Give back the line where "Convert this document image to plain text." appears and all the lines after it until the listing ends, unchanged and with nothing else.

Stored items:

** START **

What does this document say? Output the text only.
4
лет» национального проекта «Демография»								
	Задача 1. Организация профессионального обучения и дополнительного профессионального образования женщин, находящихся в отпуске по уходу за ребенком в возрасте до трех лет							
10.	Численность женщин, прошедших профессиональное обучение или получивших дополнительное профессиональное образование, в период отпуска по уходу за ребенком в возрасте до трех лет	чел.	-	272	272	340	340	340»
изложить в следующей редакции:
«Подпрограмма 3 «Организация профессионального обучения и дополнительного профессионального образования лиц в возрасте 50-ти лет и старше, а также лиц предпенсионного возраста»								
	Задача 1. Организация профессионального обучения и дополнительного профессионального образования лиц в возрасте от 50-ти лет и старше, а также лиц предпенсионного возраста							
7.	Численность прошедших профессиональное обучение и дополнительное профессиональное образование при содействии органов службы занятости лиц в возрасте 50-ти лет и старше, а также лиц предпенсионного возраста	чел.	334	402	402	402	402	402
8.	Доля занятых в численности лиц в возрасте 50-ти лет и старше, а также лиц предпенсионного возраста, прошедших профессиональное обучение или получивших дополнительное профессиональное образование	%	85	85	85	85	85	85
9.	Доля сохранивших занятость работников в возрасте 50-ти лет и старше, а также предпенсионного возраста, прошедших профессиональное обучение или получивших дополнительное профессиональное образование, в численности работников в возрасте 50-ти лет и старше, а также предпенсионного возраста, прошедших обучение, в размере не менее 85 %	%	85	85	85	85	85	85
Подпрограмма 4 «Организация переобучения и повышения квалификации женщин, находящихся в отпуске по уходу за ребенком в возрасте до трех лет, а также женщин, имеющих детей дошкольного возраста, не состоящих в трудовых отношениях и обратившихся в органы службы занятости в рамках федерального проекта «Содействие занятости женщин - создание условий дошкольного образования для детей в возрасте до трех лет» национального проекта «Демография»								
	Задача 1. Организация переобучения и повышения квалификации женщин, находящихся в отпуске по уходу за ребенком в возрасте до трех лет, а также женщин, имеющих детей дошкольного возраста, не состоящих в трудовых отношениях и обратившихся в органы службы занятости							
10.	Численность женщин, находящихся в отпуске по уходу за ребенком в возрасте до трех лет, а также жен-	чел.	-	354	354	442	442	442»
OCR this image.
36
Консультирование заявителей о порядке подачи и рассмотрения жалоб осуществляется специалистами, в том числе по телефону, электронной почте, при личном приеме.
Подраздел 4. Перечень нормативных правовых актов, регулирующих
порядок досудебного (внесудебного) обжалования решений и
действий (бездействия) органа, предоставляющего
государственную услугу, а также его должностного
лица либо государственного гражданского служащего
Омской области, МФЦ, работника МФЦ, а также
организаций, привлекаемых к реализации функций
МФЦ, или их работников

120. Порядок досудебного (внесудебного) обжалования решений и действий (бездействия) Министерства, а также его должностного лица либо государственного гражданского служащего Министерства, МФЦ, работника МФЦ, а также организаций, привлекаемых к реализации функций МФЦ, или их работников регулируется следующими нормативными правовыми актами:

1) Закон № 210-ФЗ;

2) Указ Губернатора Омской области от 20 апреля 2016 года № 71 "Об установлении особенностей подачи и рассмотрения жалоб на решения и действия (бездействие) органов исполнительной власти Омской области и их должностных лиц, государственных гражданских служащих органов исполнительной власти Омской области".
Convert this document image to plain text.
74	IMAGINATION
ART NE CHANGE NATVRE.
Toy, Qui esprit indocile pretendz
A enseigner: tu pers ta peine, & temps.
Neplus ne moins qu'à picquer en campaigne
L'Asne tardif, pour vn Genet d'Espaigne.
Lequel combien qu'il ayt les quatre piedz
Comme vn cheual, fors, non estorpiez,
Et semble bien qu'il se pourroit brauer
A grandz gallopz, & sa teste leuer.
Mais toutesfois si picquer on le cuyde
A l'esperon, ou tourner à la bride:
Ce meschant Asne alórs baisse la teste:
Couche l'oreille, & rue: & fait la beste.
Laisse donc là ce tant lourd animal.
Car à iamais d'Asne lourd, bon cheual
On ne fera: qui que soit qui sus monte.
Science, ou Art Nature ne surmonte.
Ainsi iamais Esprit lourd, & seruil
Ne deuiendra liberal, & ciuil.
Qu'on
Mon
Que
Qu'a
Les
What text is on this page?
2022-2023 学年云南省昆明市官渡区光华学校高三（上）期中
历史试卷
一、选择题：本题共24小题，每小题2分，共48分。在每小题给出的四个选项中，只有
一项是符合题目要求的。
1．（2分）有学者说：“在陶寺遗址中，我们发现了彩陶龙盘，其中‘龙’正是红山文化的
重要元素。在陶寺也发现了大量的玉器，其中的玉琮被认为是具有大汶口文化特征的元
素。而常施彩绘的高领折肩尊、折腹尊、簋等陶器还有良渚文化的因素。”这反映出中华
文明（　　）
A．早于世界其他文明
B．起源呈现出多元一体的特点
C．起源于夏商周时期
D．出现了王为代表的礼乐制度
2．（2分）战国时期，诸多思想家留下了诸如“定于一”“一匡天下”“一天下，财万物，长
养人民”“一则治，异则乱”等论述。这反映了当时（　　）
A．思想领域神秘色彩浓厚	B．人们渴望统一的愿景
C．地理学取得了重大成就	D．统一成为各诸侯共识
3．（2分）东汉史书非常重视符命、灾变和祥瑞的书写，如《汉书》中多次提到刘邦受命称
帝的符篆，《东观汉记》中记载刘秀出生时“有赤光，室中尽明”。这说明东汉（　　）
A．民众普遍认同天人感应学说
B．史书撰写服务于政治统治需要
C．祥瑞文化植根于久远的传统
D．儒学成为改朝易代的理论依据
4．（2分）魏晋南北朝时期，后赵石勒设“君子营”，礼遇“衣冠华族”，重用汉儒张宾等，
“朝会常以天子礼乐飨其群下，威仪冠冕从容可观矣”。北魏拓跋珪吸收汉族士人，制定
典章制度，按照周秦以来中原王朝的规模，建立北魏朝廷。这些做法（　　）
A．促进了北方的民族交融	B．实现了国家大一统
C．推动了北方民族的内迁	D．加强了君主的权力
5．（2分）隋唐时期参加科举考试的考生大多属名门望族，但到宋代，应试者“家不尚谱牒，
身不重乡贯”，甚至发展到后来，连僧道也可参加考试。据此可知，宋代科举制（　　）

** END **

◆ Task response ◆
Convert this document image to plain text.
74	IMAGINATION
ART NE CHANGE NATVRE.
Toy, Qui esprit indocile pretendz
A enseigner: tu pers ta peine, & temps.
Neplus ne moins qu'à picquer en campaigne
L'Asne tardif, pour vn Genet d'Espaigne.
Lequel combien qu'il ayt les quatre piedz
Comme vn cheual, fors, non estorpiez,
Et semble bien qu'il se pourroit brauer
A grandz gallopz, & sa teste leuer.
Mais toutesfois si picquer on le cuyde
A l'esperon, ou tourner à la bride:
Ce meschant Asne alórs baisse la teste:
Couche l'oreille, & rue: & fait la beste.
Laisse donc là ce tant lourd animal.
Car à iamais d'Asne lourd, bon cheual
On ne fera: qui que soit qui sus monte.
Science, ou Art Nature ne surmonte.
Ainsi iamais Esprit lourd, & seruil
Ne deuiendra liberal, & ciuil.
Qu'on
Mon
Que
Qu'a
Les
What text is on this page?
2022-2023 学年云南省昆明市官渡区光华学校高三（上）期中
历史试卷
一、选择题：本题共24小题，每小题2分，共48分。在每小题给出的四个选项中，只有
一项是符合题目要求的。
1．（2分）有学者说：“在陶寺遗址中，我们发现了彩陶龙盘，其中‘龙’正是红山文化的
重要元素。在陶寺也发现了大量的玉器，其中的玉琮被认为是具有大汶口文化特征的元
素。而常施彩绘的高领折肩尊、折腹尊、簋等陶器还有良渚文化的因素。”这反映出中华
文明（　　）
A．早于世界其他文明
B．起源呈现出多元一体的特点
C．起源于夏商周时期
D．出现了王为代表的礼乐制度
2．（2分）战国时期，诸多思想家留下了诸如“定于一”“一匡天下”“一天下，财万物，长
养人民”“一则治，异则乱”等论述。这反映了当时（　　）
A．思想领域神秘色彩浓厚	B．人们渴望统一的愿景
C．地理学取得了重大成就	D．统一成为各诸侯共识
3．（2分）东汉史书非常重视符命、灾变和祥瑞的书写，如《汉书》中多次提到刘邦受命称
帝的符篆，《东观汉记》中记载刘秀出生时“有赤光，室中尽明”。这说明东汉（　　）
A．民众普遍认同天人感应学说
B．史书撰写服务于政治统治需要
C．祥瑞文化植根于久远的传统
D．儒学成为改朝易代的理论依据
4．（2分）魏晋南北朝时期，后赵石勒设“君子营”，礼遇“衣冠华族”，重用汉儒张宾等，
“朝会常以天子礼乐飨其群下，威仪冠冕从容可观矣”。北魏拓跋珪吸收汉族士人，制定
典章制度，按照周秦以来中原王朝的规模，建立北魏朝廷。这些做法（　　）
A．促进了北方的民族交融	B．实现了国家大一统
C．推动了北方民族的内迁	D．加强了君主的权力
5．（2分）隋唐时期参加科举考试的考生大多属名门望族，但到宋代，应试者“家不尚谱牒，
身不重乡贯”，甚至发展到后来，连僧道也可参加考试。据此可知，宋代科举制（　　）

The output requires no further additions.